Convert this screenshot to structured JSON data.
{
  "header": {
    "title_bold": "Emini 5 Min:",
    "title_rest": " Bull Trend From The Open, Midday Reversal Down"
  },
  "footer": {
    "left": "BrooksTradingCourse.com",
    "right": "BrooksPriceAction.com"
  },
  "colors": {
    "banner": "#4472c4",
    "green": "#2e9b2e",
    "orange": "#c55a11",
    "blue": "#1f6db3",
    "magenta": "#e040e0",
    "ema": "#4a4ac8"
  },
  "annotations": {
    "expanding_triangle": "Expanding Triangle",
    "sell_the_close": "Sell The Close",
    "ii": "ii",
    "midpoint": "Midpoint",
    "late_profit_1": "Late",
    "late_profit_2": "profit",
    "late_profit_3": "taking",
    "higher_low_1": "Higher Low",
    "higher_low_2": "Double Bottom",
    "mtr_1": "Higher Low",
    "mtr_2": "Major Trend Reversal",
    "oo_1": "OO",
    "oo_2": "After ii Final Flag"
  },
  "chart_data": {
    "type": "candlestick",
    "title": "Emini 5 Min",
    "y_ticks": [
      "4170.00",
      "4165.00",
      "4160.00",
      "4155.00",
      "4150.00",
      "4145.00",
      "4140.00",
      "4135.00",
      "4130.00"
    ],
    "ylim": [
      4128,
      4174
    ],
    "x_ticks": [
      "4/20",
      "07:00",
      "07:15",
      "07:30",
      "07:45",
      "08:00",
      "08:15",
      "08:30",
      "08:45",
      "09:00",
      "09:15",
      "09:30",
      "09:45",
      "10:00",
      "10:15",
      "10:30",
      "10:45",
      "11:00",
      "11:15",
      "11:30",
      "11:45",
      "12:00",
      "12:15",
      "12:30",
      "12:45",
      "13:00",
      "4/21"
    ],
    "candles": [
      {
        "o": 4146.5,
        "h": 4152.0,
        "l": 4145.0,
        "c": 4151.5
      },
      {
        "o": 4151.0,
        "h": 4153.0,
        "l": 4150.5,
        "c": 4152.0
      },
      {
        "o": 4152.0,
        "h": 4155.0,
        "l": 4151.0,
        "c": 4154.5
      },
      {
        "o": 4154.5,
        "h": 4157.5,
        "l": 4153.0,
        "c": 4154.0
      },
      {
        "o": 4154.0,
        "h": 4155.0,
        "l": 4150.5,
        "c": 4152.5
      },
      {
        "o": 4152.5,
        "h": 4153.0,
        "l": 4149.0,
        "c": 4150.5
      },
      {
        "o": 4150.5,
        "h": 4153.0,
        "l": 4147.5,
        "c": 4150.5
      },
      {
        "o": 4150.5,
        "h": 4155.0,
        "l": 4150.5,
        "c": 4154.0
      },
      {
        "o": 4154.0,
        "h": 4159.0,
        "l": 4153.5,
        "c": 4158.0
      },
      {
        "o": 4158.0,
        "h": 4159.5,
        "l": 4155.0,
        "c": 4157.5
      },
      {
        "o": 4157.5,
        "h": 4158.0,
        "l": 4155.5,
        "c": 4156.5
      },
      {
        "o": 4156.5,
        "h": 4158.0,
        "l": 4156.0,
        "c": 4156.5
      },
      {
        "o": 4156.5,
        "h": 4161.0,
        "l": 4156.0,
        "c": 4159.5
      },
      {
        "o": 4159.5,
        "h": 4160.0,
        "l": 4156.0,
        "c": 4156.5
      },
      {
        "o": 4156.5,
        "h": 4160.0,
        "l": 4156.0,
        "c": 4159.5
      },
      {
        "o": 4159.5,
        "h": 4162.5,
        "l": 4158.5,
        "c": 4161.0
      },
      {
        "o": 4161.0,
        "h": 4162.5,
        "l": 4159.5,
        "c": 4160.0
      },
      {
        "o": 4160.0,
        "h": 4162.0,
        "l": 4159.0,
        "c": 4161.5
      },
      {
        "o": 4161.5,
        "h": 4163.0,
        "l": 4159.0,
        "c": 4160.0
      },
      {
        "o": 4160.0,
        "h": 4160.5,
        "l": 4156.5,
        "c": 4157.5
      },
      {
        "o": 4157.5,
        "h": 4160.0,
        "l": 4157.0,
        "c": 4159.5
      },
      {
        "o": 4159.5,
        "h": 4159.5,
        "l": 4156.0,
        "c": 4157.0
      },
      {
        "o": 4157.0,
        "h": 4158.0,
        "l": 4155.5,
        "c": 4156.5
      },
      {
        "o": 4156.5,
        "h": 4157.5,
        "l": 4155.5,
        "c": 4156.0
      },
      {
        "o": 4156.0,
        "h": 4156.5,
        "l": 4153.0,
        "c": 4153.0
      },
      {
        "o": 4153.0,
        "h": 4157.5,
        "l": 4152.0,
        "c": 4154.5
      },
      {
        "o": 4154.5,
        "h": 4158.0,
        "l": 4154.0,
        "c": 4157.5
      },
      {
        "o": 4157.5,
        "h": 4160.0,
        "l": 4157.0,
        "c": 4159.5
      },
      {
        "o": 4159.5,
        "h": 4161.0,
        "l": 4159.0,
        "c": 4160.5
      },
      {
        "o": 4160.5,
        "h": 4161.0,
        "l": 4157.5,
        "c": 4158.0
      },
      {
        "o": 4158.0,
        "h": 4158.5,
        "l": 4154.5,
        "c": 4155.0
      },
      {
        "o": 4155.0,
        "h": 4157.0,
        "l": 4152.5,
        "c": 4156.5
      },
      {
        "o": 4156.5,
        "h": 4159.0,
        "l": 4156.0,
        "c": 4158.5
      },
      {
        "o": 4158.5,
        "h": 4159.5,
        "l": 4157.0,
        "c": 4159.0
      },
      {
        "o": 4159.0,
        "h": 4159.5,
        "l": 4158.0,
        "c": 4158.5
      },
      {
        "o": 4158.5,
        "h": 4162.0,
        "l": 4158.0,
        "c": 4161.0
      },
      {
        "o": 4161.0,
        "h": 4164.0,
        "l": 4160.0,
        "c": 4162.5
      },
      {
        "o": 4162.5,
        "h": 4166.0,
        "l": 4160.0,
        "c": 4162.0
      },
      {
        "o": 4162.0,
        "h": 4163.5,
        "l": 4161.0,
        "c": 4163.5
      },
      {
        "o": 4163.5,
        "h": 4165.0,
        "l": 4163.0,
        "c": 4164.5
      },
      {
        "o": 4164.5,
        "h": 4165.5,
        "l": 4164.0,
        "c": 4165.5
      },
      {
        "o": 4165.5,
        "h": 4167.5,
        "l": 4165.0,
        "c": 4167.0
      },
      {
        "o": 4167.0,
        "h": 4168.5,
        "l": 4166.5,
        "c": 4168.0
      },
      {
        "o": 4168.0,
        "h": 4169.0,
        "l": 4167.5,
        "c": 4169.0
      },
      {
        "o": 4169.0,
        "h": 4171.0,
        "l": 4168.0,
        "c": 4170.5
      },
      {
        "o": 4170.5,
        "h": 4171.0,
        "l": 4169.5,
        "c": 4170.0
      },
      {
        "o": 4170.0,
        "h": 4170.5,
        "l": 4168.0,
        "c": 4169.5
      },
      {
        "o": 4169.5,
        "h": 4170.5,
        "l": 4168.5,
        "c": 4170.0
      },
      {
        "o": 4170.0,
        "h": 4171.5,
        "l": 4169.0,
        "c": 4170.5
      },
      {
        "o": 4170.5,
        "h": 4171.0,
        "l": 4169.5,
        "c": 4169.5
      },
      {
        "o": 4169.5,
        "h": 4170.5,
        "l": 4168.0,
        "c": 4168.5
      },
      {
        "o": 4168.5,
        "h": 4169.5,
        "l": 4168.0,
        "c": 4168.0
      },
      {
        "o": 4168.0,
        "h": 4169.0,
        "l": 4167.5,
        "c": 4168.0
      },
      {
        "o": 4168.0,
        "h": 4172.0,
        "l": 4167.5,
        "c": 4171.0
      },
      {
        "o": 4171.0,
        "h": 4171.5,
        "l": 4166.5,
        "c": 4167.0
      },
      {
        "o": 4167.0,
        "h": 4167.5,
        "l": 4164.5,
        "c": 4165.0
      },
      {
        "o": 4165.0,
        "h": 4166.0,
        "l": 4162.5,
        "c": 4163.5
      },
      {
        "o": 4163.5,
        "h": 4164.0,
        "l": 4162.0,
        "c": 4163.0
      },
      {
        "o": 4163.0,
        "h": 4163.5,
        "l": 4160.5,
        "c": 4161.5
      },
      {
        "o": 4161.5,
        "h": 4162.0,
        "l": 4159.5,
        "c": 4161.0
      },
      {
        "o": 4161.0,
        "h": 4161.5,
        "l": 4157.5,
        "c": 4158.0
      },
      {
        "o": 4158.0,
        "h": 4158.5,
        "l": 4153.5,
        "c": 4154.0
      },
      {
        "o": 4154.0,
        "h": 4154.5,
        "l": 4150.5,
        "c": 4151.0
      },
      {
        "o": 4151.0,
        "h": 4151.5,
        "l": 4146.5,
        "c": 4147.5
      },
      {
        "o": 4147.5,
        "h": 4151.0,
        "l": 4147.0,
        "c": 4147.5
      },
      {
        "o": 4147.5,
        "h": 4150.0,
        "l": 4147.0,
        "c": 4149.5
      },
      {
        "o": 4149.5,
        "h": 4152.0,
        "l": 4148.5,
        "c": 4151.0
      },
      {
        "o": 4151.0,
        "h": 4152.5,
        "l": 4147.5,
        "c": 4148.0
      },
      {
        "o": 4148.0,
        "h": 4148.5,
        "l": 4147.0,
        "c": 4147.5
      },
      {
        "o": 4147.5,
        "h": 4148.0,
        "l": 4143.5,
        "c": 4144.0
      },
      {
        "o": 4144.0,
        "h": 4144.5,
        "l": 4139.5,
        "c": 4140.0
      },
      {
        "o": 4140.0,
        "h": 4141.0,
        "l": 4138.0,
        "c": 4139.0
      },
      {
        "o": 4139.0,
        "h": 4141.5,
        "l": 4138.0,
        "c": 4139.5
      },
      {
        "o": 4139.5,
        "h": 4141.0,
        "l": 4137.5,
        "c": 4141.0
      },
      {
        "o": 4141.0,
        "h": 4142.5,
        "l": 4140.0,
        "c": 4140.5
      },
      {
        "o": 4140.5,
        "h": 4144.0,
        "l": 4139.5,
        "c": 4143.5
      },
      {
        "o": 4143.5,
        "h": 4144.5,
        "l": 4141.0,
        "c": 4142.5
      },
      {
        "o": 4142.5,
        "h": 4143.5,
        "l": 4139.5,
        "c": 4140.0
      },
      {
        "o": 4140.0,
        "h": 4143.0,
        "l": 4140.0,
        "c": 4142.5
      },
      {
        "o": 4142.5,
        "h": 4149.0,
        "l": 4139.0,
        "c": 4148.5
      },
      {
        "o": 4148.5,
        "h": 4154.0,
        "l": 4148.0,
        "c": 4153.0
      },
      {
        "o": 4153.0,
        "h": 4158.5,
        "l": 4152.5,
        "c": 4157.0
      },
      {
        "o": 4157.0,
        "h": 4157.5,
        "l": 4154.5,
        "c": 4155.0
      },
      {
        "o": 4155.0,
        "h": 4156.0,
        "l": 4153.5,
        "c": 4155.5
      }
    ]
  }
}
####
What to work on -> From the entries above, copy out every line where the string "Emini" appears.

Written reply ->
    "title_bold": "Emini 5 Min:",
    "title": "Emini 5 Min",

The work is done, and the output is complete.